_YOUR INSTRUCTIONS_. Each entry below should be reproduced character for character.

_DATA LISTING_.
◇ ◇ ◇ ◇ ◇

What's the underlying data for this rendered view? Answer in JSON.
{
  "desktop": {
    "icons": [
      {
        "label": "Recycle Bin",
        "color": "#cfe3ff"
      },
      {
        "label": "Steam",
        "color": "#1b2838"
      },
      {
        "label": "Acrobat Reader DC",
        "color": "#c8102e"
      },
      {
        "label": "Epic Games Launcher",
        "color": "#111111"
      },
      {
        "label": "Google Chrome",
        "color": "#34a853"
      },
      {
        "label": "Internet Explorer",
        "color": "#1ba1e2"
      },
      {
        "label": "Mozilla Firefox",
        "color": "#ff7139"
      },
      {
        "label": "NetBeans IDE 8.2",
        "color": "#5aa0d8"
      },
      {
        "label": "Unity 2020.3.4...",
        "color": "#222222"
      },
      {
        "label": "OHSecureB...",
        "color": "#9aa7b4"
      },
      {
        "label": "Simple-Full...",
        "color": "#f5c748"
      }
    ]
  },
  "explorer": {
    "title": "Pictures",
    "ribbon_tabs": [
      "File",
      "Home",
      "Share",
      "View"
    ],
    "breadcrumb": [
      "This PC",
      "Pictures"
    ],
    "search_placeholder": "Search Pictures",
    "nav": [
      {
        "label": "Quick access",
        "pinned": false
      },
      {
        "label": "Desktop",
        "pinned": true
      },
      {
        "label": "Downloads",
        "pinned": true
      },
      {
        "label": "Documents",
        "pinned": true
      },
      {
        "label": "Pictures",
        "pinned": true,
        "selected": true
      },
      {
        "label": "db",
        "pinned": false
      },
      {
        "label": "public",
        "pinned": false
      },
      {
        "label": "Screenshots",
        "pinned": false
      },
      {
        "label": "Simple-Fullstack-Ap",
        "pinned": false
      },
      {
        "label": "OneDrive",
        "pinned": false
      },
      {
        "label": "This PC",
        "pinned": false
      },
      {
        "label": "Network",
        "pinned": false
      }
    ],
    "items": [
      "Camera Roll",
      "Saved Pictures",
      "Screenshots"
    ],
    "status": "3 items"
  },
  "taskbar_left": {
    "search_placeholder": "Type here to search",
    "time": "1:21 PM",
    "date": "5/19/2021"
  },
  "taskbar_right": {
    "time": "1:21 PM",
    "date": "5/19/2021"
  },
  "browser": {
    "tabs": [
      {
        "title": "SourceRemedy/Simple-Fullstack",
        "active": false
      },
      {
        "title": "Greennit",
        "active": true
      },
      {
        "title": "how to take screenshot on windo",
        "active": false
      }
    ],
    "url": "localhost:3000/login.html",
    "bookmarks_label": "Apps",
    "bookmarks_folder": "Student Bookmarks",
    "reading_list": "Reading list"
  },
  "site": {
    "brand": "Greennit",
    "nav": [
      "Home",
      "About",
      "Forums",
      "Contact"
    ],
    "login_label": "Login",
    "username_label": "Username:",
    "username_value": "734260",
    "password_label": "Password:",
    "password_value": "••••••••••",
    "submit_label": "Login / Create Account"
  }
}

◇ ◇ ◇ ◇ ◇

_PROBLEM SOLUTION_.
What's the underlying data for this rendered view? Answer in JSON.
{
  "desktop": {
    "icons": [
      {
        "label": "Recycle Bin",
        "color": "#cfe3ff"
      },
      {
        "label": "Steam",
        "color": "#1b2838"
      },
      {
        "label": "Acrobat Reader DC",
        "color": "#c8102e"
      },
      {
        "label": "Epic Games Launcher",
        "color": "#111111"
      },
      {
        "label": "Google Chrome",
        "color": "#34a853"
      },
      {
        "label": "Internet Explorer",
        "color": "#1ba1e2"
      },
      {
        "label": "Mozilla Firefox",
        "color": "#ff7139"
      },
      {
        "label": "NetBeans IDE 8.2",
        "color": "#5aa0d8"
      },
      {
        "label": "Unity 2020.3.4...",
        "color": "#222222"
      },
      {
        "label": "OHSecureB...",
        "color": "#9aa7b4"
      },
      {
        "label": "Simple-Full...",
        "color": "#f5c748"
      }
    ]
  },
  "explorer": {
    "title": "Pictures",
    "ribbon_tabs": [
      "File",
      "Home",
      "Share",
      "View"
    ],
    "breadcrumb": [
      "This PC",
      "Pictures"
    ],
    "search_placeholder": "Search Pictures",
    "nav": [
      {
        "label": "Quick access",
        "pinned": false
      },
      {
        "label": "Desktop",
        "pinned": true
      },
      {
        "label": "Downloads",
        "pinned": true
      },
      {
        "label": "Documents",
        "pinned": true
      },
      {
        "label": "Pictures",
        "pinned": true,
        "selected": true
      },
      {
        "label": "db",
        "pinned": false
      },
      {
        "label": "public",
        "pinned": false
      },
      {
        "label": "Screenshots",
        "pinned": false
      },
      {
        "label": "Simple-Fullstack-Ap",
        "pinned": false
      },
      {
        "label": "OneDrive",
        "pinned": false
      },
      {
        "label": "This PC",
        "pinned": false
      },
      {
        "label": "Network",
        "pinned": false
      }
    ],
    "items": [
      "Camera Roll",
      "Saved Pictures",
      "Screenshots"
    ],
    "status": "3 items"
  },
  "taskbar_left": {
    "search_placeholder": "Type here to search",
    "time": "1:21 PM",
    "date": "5/19/2021"
  },
  "taskbar_right": {
    "time": "1:21 PM",
    "date": "5/19/2021"
  },
  "browser": {
    "tabs": [
      {
        "title": "SourceRemedy/Simple-Fullstack",
        "active": false
      },
      {
        "title": "Greennit",
        "active": true
      },
      {
        "title": "how to take screenshot on windo",
        "active": false
      }
    ],
    "url": "localhost:3000/login.html",
    "bookmarks_label": "Apps",
    "bookmarks_folder": "Student Bookmarks",
    "reading_list": "Reading list"
  },
  "site": {
    "brand": "Greennit",
    "nav": [
      "Home",
      "About",
      "Forums",
      "Contact"
    ],
    "login_label": "Login",
    "username_label": "Username:",
    "username_value": "734260",
    "password_label": "Password:",
    "password_value": "••••••••••",
    "submit_label": "Login / Create Account"
  }
}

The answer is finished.